Dijital teknoloji ile insanlarımız
evrim geçiriyor. Artık komşuluklar bitti. Ekran’da bağlantı kurulan
dostluklarla yetinilmekte. Karşılıklı sohbetlerin yerini sessiz ‘sosyal ağlar’ aldı. Hareket bitti… Vücutlar ödem toplayarak
şişmeye başladı. Kemikler kireçlenip, gözler kan çanağına döndü. Yakında
uzaylılara benzer bir patlak bir yüz ve kamburlaşan bir bedenle tanışırsanız
şaşırmayın zira onlar sizin ve teknolojinin
eseridir!...

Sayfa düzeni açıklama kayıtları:
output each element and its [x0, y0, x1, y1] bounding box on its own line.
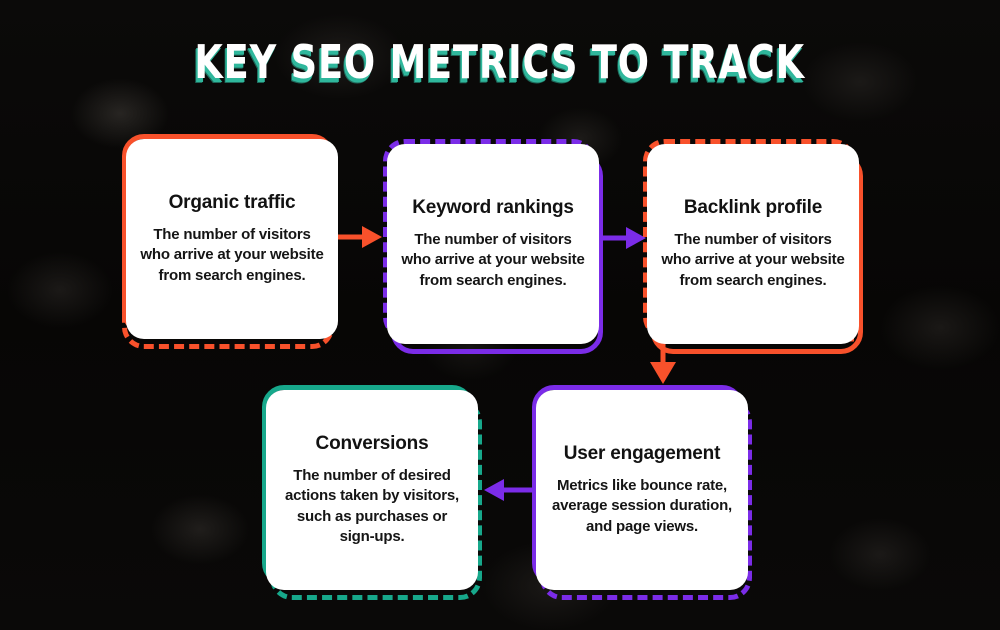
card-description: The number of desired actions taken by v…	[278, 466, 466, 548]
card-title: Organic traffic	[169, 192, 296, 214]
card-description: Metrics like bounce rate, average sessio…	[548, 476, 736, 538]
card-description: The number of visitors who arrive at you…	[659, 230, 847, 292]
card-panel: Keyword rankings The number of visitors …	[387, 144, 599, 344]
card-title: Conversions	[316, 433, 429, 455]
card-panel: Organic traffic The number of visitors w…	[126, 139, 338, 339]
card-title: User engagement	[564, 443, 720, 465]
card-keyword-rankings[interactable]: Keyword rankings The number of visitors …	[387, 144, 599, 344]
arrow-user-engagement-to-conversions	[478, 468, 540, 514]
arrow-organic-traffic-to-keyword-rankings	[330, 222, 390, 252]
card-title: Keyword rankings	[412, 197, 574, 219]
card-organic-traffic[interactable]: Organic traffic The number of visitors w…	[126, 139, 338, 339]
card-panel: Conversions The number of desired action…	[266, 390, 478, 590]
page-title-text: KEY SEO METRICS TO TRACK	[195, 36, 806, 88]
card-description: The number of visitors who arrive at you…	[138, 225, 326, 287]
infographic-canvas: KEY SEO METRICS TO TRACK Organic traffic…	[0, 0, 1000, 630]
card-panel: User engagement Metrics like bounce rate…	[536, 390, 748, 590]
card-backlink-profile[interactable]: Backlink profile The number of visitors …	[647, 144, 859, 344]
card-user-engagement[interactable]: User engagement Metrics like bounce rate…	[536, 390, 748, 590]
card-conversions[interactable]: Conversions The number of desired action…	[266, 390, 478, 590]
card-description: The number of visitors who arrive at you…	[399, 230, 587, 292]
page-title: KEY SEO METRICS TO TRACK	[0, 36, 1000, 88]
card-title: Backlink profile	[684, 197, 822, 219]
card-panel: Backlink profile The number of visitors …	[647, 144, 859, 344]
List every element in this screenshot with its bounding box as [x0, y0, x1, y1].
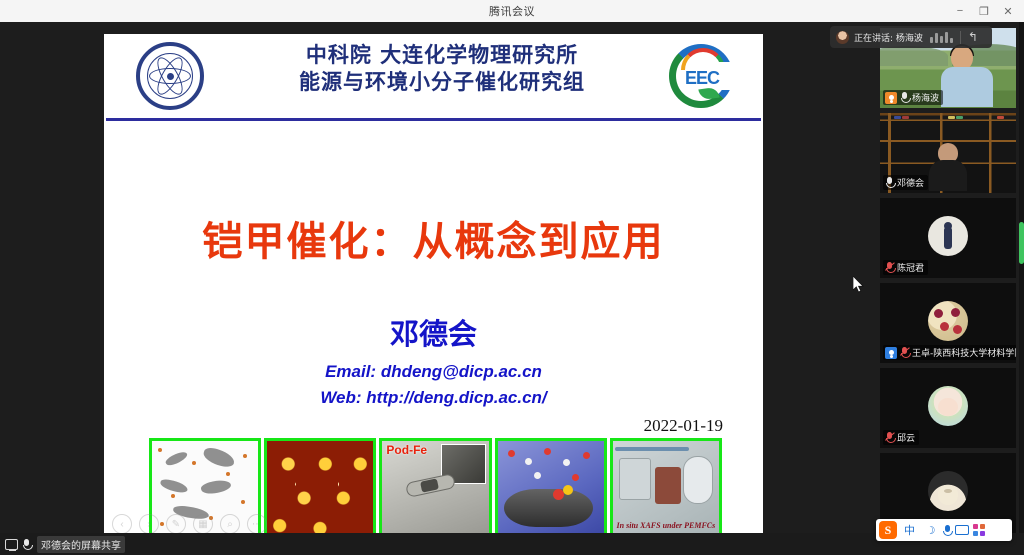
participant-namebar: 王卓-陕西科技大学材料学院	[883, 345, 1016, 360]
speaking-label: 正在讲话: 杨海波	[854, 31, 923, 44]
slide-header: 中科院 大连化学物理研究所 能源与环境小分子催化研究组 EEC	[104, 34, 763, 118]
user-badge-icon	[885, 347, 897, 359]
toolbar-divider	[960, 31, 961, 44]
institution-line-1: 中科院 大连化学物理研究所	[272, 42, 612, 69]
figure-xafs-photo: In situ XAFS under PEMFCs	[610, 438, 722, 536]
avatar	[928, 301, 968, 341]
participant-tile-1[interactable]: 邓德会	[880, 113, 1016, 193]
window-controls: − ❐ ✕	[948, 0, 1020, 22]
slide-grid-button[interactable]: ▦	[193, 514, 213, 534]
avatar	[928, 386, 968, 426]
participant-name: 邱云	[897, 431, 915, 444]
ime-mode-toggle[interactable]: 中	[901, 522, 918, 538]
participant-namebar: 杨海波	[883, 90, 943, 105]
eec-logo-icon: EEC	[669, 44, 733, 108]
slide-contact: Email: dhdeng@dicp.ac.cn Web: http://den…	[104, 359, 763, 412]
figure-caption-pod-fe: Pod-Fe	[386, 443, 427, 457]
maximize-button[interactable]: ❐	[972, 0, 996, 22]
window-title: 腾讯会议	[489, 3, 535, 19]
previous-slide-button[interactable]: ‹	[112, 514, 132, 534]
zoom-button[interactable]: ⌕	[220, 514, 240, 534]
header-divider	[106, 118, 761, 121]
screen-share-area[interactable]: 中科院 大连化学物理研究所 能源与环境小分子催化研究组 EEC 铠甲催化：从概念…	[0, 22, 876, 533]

* _Yazılı istek_
Okuma parçasına göre karşılıklı sohbetlerin yerini ne almıştır, lütfen belirtin.

* _Yanıt_
Karşılıklı sohbetlerin yerini sessiz "sosyal ağlar" almıştır.